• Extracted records
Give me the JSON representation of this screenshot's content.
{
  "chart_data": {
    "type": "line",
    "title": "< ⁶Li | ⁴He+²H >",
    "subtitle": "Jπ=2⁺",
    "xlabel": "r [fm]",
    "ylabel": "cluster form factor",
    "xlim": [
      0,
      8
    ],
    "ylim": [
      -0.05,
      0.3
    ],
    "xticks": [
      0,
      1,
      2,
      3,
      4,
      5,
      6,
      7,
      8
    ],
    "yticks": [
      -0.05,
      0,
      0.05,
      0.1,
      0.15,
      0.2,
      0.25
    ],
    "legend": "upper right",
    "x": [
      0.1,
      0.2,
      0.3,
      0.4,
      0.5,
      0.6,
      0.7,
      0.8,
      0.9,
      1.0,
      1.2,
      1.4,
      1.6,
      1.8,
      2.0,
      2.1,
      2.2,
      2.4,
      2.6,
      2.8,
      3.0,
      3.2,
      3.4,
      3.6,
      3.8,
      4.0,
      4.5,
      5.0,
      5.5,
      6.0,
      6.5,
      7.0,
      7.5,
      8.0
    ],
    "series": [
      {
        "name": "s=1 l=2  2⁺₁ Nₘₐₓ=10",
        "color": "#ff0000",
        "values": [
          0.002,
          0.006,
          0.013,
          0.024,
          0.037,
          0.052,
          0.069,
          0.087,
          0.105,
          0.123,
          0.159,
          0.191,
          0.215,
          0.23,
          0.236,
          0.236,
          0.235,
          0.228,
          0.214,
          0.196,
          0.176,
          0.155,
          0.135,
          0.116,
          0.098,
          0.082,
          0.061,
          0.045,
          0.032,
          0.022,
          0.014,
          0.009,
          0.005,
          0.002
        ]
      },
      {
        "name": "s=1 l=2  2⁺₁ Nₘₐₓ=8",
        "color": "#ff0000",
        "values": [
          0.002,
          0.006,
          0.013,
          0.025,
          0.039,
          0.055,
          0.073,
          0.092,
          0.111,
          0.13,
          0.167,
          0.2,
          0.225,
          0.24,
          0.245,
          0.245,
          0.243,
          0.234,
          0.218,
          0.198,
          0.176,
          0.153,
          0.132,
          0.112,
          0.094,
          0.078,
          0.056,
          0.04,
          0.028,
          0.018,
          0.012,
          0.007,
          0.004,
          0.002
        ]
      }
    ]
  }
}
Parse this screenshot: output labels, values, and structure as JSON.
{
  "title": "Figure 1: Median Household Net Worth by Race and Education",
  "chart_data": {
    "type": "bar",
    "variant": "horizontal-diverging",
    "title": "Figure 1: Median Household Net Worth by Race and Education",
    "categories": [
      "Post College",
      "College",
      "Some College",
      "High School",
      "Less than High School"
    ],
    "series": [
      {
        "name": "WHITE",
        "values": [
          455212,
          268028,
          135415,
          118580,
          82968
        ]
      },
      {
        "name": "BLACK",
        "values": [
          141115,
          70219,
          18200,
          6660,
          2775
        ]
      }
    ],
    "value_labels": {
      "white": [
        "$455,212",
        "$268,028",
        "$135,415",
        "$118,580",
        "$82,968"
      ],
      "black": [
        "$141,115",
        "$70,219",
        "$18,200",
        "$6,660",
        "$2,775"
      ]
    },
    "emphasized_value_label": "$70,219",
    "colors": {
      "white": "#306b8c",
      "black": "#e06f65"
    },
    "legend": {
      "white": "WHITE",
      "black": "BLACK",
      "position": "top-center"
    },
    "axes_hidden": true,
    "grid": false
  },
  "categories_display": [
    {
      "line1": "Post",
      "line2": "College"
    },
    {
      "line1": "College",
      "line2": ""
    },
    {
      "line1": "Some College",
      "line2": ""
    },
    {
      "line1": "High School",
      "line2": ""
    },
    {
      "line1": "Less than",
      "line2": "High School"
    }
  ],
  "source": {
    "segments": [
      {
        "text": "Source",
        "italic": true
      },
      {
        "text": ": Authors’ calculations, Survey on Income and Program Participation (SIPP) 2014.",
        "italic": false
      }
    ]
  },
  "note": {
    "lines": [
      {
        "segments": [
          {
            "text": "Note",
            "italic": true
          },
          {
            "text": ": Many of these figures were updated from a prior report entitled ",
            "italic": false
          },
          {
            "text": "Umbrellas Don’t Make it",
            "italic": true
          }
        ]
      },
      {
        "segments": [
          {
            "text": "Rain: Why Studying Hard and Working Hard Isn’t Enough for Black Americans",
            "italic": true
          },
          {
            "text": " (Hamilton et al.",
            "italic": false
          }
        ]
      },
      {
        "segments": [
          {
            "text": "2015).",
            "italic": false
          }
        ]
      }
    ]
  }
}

• STATED TASK
Scan the material above. Copy each line where "name" occurs.

• REPLY TO THE TASK
        "name": "s=1 l=2  2⁺₁ Nₘₐₓ=10",
        "name": "s=1 l=2  2⁺₁ Nₘₐₓ=8",
        "name": "WHITE",
        "name": "BLACK",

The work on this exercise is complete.